■ **INSTRUCTION**: Reproduce each record below exactly as written.

■ **GIVEN ENTRIES**:
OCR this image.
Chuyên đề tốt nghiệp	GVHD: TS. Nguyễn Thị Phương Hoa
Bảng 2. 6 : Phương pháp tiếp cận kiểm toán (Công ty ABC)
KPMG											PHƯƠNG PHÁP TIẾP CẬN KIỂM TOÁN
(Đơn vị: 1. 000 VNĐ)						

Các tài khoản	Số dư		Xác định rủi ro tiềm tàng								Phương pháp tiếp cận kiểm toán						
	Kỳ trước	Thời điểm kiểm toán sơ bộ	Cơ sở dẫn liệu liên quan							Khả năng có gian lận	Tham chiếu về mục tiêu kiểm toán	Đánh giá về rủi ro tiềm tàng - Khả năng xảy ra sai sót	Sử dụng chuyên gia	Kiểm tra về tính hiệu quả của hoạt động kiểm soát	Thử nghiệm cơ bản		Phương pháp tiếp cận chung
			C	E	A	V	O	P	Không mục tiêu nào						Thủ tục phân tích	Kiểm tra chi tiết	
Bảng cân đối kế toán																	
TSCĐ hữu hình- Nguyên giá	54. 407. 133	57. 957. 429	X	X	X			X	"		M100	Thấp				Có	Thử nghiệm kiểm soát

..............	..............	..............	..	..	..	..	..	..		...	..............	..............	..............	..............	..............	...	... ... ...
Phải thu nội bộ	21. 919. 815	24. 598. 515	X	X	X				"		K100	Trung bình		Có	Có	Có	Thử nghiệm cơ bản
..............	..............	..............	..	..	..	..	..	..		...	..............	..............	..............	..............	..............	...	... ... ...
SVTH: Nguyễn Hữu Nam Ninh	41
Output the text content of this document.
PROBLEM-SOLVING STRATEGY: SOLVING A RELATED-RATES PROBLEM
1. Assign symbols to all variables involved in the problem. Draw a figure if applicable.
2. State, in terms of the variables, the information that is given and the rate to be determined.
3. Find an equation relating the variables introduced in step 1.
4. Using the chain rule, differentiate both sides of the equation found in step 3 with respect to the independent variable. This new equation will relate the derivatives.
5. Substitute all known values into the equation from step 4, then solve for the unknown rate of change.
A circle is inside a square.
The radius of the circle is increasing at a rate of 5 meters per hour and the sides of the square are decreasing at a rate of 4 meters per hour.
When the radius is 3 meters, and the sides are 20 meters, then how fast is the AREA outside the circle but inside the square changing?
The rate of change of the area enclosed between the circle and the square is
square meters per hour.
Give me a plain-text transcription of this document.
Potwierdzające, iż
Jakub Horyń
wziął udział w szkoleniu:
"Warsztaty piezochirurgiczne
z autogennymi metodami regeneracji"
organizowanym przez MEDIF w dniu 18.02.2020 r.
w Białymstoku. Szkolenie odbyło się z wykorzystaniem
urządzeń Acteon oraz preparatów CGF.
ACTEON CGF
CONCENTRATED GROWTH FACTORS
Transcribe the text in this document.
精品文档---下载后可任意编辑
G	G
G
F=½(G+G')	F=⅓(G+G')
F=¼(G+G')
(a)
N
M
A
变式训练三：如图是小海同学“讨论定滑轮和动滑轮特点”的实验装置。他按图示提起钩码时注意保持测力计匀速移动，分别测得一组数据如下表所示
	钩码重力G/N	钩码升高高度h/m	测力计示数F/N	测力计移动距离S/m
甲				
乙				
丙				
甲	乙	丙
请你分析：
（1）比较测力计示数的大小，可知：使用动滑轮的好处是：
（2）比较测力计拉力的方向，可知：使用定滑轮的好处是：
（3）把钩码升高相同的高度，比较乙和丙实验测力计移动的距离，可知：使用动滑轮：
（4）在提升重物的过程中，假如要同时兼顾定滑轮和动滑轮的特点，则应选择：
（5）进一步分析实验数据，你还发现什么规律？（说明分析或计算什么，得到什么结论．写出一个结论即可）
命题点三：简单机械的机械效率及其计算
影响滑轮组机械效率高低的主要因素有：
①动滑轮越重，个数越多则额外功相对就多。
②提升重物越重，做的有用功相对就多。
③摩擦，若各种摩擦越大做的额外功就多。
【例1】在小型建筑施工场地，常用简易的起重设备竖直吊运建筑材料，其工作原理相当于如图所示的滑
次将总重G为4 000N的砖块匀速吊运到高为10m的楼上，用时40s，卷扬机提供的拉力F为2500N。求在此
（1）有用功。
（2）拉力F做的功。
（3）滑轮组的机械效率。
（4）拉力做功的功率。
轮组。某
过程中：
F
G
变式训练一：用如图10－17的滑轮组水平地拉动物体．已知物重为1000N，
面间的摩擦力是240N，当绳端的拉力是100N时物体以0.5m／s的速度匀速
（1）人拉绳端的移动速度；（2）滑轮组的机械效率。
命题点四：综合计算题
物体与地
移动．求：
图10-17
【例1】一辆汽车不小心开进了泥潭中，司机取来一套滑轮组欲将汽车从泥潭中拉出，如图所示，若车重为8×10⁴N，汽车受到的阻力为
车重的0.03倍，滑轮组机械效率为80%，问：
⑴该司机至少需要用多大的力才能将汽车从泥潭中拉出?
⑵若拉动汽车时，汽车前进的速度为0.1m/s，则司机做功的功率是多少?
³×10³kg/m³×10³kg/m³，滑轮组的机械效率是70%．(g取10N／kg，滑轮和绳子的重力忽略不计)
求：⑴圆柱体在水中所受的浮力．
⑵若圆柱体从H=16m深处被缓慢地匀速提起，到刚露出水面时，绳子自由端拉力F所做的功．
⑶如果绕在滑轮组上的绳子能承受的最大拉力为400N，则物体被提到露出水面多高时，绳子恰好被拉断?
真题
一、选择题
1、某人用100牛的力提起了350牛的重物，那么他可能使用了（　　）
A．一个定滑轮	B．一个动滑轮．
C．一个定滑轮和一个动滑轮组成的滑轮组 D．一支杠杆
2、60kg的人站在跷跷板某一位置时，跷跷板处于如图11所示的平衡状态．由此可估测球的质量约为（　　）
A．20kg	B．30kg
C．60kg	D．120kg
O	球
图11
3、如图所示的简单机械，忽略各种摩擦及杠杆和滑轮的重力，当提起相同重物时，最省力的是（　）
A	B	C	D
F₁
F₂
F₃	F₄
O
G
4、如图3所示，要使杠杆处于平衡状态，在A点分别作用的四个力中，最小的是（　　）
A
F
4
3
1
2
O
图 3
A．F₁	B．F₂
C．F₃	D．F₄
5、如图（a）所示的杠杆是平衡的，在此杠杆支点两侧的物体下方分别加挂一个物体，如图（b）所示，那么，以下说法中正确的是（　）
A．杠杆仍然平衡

■ **RESULT**:
OCR this image.
Chuyên đề tốt nghiệp	GVHD: TS. Nguyễn Thị Phương Hoa
Bảng 2. 6 : Phương pháp tiếp cận kiểm toán (Công ty ABC)
KPMG											PHƯƠNG PHÁP TIẾP CẬN KIỂM TOÁN
(Đơn vị: 1. 000 VNĐ)						

Các tài khoản	Số dư		Xác định rủi ro tiềm tàng								Phương pháp tiếp cận kiểm toán						
	Kỳ trước	Thời điểm kiểm toán sơ bộ	Cơ sở dẫn liệu liên quan							Khả năng có gian lận	Tham chiếu về mục tiêu kiểm toán	Đánh giá về rủi ro tiềm tàng - Khả năng xảy ra sai sót	Sử dụng chuyên gia	Kiểm tra về tính hiệu quả của hoạt động kiểm soát	Thử nghiệm cơ bản		Phương pháp tiếp cận chung
			C	E	A	V	O	P	Không mục tiêu nào						Thủ tục phân tích	Kiểm tra chi tiết	
Bảng cân đối kế toán																	
TSCĐ hữu hình- Nguyên giá	54. 407. 133	57. 957. 429	X	X	X			X	"		M100	Thấp				Có	Thử nghiệm kiểm soát

..............	..............	..............	..	..	..	..	..	..		...	..............	..............	..............	..............	..............	...	... ... ...
Phải thu nội bộ	21. 919. 815	24. 598. 515	X	X	X				"		K100	Trung bình		Có	Có	Có	Thử nghiệm cơ bản
..............	..............	..............	..	..	..	..	..	..		...	..............	..............	..............	..............	..............	...	... ... ...
SVTH: Nguyễn Hữu Nam Ninh	41
Output the text content of this document.
PROBLEM-SOLVING STRATEGY: SOLVING A RELATED-RATES PROBLEM
1. Assign symbols to all variables involved in the problem. Draw a figure if applicable.
2. State, in terms of the variables, the information that is given and the rate to be determined.
3. Find an equation relating the variables introduced in step 1.
4. Using the chain rule, differentiate both sides of the equation found in step 3 with respect to the independent variable. This new equation will relate the derivatives.
5. Substitute all known values into the equation from step 4, then solve for the unknown rate of change.
A circle is inside a square.
The radius of the circle is increasing at a rate of 5 meters per hour and the sides of the square are decreasing at a rate of 4 meters per hour.
When the radius is 3 meters, and the sides are 20 meters, then how fast is the AREA outside the circle but inside the square changing?
The rate of change of the area enclosed between the circle and the square is
square meters per hour.
Give me a plain-text transcription of this document.
Potwierdzające, iż
Jakub Horyń
wziął udział w szkoleniu:
"Warsztaty piezochirurgiczne
z autogennymi metodami regeneracji"
organizowanym przez MEDIF w dniu 18.02.2020 r.
w Białymstoku. Szkolenie odbyło się z wykorzystaniem
urządzeń Acteon oraz preparatów CGF.
ACTEON CGF
CONCENTRATED GROWTH FACTORS
Transcribe the text in this document.
精品文档---下载后可任意编辑
G	G
G
F=½(G+G')	F=⅓(G+G')
F=¼(G+G')
(a)
N
M
A
变式训练三：如图是小海同学“讨论定滑轮和动滑轮特点”的实验装置。他按图示提起钩码时注意保持测力计匀速移动，分别测得一组数据如下表所示
	钩码重力G/N	钩码升高高度h/m	测力计示数F/N	测力计移动距离S/m
甲				
乙				
丙				
甲	乙	丙
请你分析：
（1）比较测力计示数的大小，可知：使用动滑轮的好处是：
（2）比较测力计拉力的方向，可知：使用定滑轮的好处是：
（3）把钩码升高相同的高度，比较乙和丙实验测力计移动的距离，可知：使用动滑轮：
（4）在提升重物的过程中，假如要同时兼顾定滑轮和动滑轮的特点，则应选择：
（5）进一步分析实验数据，你还发现什么规律？（说明分析或计算什么，得到什么结论．写出一个结论即可）
命题点三：简单机械的机械效率及其计算
影响滑轮组机械效率高低的主要因素有：
①动滑轮越重，个数越多则额外功相对就多。
②提升重物越重，做的有用功相对就多。
③摩擦，若各种摩擦越大做的额外功就多。
【例1】在小型建筑施工场地，常用简易的起重设备竖直吊运建筑材料，其工作原理相当于如图所示的滑
次将总重G为4 000N的砖块匀速吊运到高为10m的楼上，用时40s，卷扬机提供的拉力F为2500N。求在此
（1）有用功。
（2）拉力F做的功。
（3）滑轮组的机械效率。
（4）拉力做功的功率。
轮组。某
过程中：
F
G
变式训练一：用如图10－17的滑轮组水平地拉动物体．已知物重为1000N，
面间的摩擦力是240N，当绳端的拉力是100N时物体以0.5m／s的速度匀速
（1）人拉绳端的移动速度；（2）滑轮组的机械效率。
命题点四：综合计算题
物体与地
移动．求：
图10-17
【例1】一辆汽车不小心开进了泥潭中，司机取来一套滑轮组欲将汽车从泥潭中拉出，如图所示，若车重为8×10⁴N，汽车受到的阻力为
车重的0.03倍，滑轮组机械效率为80%，问：
⑴该司机至少需要用多大的力才能将汽车从泥潭中拉出?
⑵若拉动汽车时，汽车前进的速度为0.1m/s，则司机做功的功率是多少?
³×10³kg/m³×10³kg/m³，滑轮组的机械效率是70%．(g取10N／kg，滑轮和绳子的重力忽略不计)
求：⑴圆柱体在水中所受的浮力．
⑵若圆柱体从H=16m深处被缓慢地匀速提起，到刚露出水面时，绳子自由端拉力F所做的功．
⑶如果绕在滑轮组上的绳子能承受的最大拉力为400N，则物体被提到露出水面多高时，绳子恰好被拉断?
真题
一、选择题
1、某人用100牛的力提起了350牛的重物，那么他可能使用了（　　）
A．一个定滑轮	B．一个动滑轮．
C．一个定滑轮和一个动滑轮组成的滑轮组 D．一支杠杆
2、60kg的人站在跷跷板某一位置时，跷跷板处于如图11所示的平衡状态．由此可估测球的质量约为（　　）
A．20kg	B．30kg
C．60kg	D．120kg
O	球
图11
3、如图所示的简单机械，忽略各种摩擦及杠杆和滑轮的重力，当提起相同重物时，最省力的是（　）
A	B	C	D
F₁
F₂
F₃	F₄
O
G
4、如图3所示，要使杠杆处于平衡状态，在A点分别作用的四个力中，最小的是（　　）
A
F
4
3
1
2
O
图 3
A．F₁	B．F₂
C．F₃	D．F₄
5、如图（a）所示的杠杆是平衡的，在此杠杆支点两侧的物体下方分别加挂一个物体，如图（b）所示，那么，以下说法中正确的是（　）
A．杠杆仍然平衡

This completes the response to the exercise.